Task requirements:
Copy every line from the records below that holds the word "欧洲中心论".

━━━ Dataset records

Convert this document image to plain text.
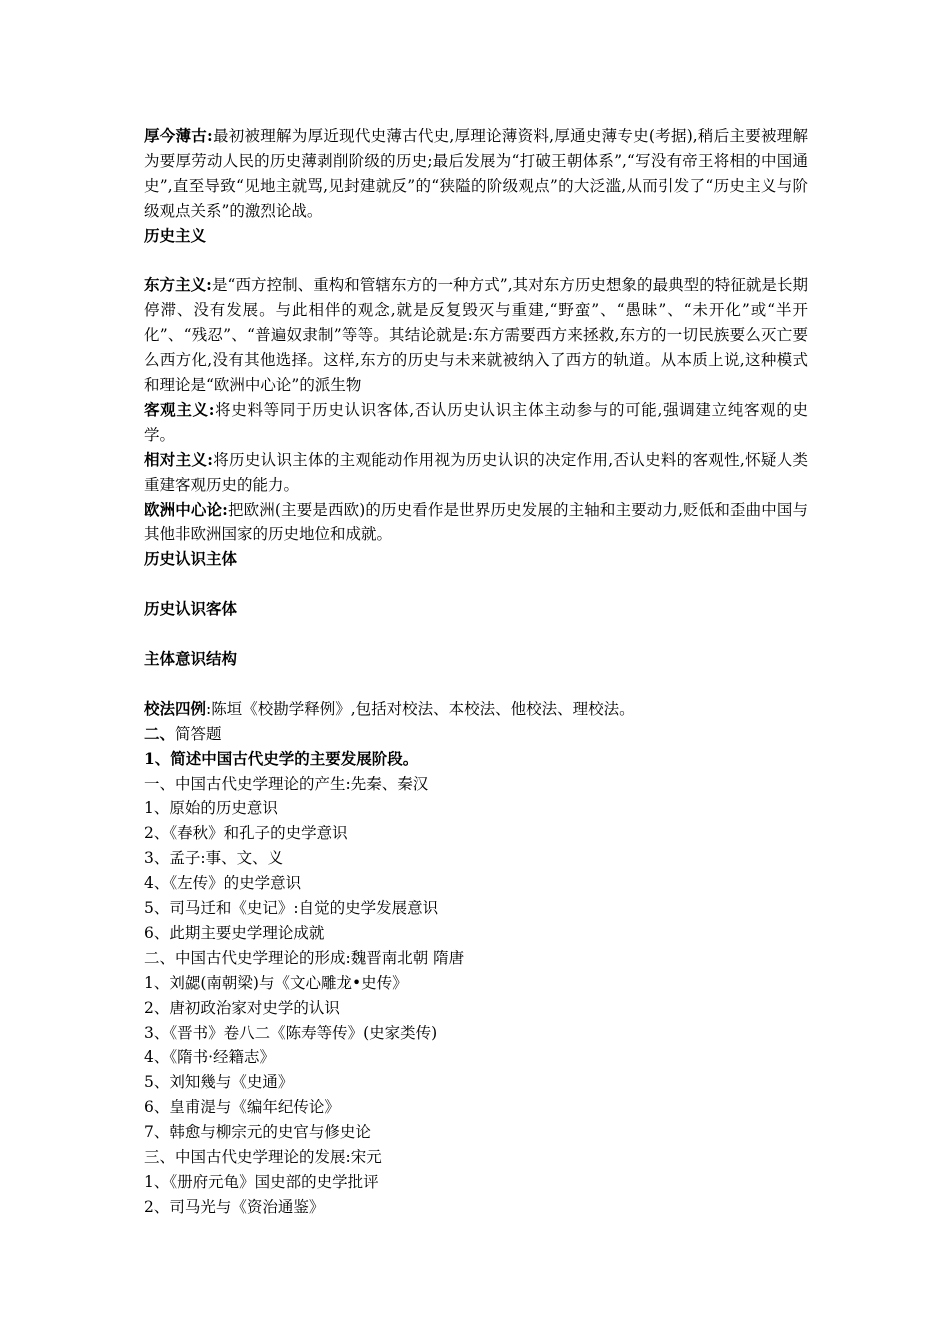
厚今薄古:最初被理解为厚近现代史薄古代史,厚理论薄资料,厚通史薄专史(考据),稍后主要被理解为要厚劳动人民的历史薄剥削阶级的历史;最后发展为“打破王朝体系”,“写没有帝王将相的中国通史”,直至导致“见地主就骂,见封建就反”的“狭隘的阶级观点”的大泛滥,从而引发了“历史主义与阶级观点关系”的激烈论战。

历史主义

东方主义:是“西方控制、重构和管辖东方的一种方式”,其对东方历史想象的最典型的特征就是长期停滞、没有发展。与此相伴的观念,就是反复毁灭与重建,“野蛮”、“愚昧”、“未开化”或“半开化”、“残忍”、“普遍奴隶制”等等。其结论就是:东方需要西方来拯救,东方的一切民族要么灭亡要么西方化,没有其他选择。这样,东方的历史与未来就被纳入了西方的轨道。从本质上说,这种模式和理论是“欧洲中心论”的派生物

客观主义:将史料等同于历史认识客体,否认历史认识主体主动参与的可能,强调建立纯客观的史学。

相对主义:将历史认识主体的主观能动作用视为历史认识的决定作用,否认史料的客观性,怀疑人类重建客观历史的能力。

欧洲中心论:把欧洲(主要是西欧)的历史看作是世界历史发展的主轴和主要动力,贬低和歪曲中国与其他非欧洲国家的历史地位和成就。

历史认识主体

历史认识客体

主体意识结构

校法四例:陈垣《校勘学释例》,包括对校法、本校法、他校法、理校法。

二、简答题

1、简述中国古代史学的主要发展阶段。

一、中国古代史学理论的产生:先秦、秦汉

1、原始的历史意识

2、《春秋》和孔子的史学意识

3、孟子:事、文、义

4、《左传》的史学意识

5、司马迁和《史记》:自觉的史学发展意识

6、此期主要史学理论成就

二、中国古代史学理论的形成:魏晋南北朝 隋唐

1、刘勰(南朝梁)与《文心雕龙•史传》

2、唐初政治家对史学的认识

3、《晋书》卷八二《陈寿等传》(史家类传)

4、《隋书·经籍志》

5、刘知幾与《史通》

6、皇甫湜与《编年纪传论》

7、韩愈与柳宗元的史官与修史论

三、中国古代史学理论的发展:宋元

1、《册府元龟》国史部的史学批评

2、司马光与《资治通鉴》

━━━━━━

Result:
东方主义:是“西方控制、重构和管辖东方的一种方式”,其对东方历史想象的最典型的特征就是长期停滞、没有发展。与此相伴的观念,就是反复毁灭与重建,“野蛮”、“愚昧”、“未开化”或“半开化”、“残忍”、“普遍奴隶制”等等。其结论就是:东方需要西方来拯救,东方的一切民族要么灭亡要么西方化,没有其他选择。这样,东方的历史与未来就被纳入了西方的轨道。从本质上说,这种模式和理论是“欧洲中心论”的派生物
欧洲中心论:把欧洲(主要是西欧)的历史看作是世界历史发展的主轴和主要动力,贬低和歪曲中国与其他非欧洲国家的历史地位和成就。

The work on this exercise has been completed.